* [The exercise]: In the entries below, identify every line with the string "color" and copy it.

* [Extracted records]:
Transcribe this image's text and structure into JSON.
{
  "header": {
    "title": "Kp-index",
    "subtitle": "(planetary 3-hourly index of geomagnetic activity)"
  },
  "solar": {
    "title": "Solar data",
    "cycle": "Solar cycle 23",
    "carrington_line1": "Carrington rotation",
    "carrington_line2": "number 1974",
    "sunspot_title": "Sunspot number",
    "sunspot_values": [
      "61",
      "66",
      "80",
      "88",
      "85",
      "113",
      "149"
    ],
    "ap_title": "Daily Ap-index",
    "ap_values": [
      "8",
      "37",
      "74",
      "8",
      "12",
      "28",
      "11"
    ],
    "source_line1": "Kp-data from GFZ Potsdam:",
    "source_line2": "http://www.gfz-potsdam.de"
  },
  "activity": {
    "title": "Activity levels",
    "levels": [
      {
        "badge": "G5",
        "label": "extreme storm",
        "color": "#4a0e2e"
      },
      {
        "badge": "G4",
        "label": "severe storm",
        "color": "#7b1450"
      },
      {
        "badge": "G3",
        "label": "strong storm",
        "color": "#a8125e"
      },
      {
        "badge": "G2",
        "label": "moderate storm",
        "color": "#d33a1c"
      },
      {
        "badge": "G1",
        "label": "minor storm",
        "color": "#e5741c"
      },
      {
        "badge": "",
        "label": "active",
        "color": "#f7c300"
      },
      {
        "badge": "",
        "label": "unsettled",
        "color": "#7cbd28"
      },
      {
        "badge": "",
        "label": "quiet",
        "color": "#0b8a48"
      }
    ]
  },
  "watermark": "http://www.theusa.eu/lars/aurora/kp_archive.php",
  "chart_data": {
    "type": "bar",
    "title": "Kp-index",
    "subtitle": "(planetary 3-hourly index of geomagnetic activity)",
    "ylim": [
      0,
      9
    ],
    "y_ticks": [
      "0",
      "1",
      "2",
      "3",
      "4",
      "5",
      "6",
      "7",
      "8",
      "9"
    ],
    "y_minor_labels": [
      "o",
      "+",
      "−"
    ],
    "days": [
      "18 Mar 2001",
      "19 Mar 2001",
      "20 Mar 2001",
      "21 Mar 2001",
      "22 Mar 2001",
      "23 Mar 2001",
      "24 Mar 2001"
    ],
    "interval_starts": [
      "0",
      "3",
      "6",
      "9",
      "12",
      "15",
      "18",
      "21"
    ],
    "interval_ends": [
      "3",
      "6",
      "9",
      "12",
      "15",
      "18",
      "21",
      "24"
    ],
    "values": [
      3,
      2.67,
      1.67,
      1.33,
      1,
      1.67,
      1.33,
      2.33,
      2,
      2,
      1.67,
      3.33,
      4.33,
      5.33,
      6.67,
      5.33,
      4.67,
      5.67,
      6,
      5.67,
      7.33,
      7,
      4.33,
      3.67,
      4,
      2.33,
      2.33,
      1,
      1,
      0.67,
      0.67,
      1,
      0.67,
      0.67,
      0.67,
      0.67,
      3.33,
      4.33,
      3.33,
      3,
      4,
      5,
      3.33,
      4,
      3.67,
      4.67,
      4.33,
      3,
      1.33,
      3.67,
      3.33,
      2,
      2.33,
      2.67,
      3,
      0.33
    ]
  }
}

* [Full solution]:
        "color": "#4a0e2e"
        "color": "#7b1450"
        "color": "#a8125e"
        "color": "#d33a1c"
        "color": "#e5741c"
        "color": "#f7c300"
        "color": "#7cbd28"
        "color": "#0b8a48"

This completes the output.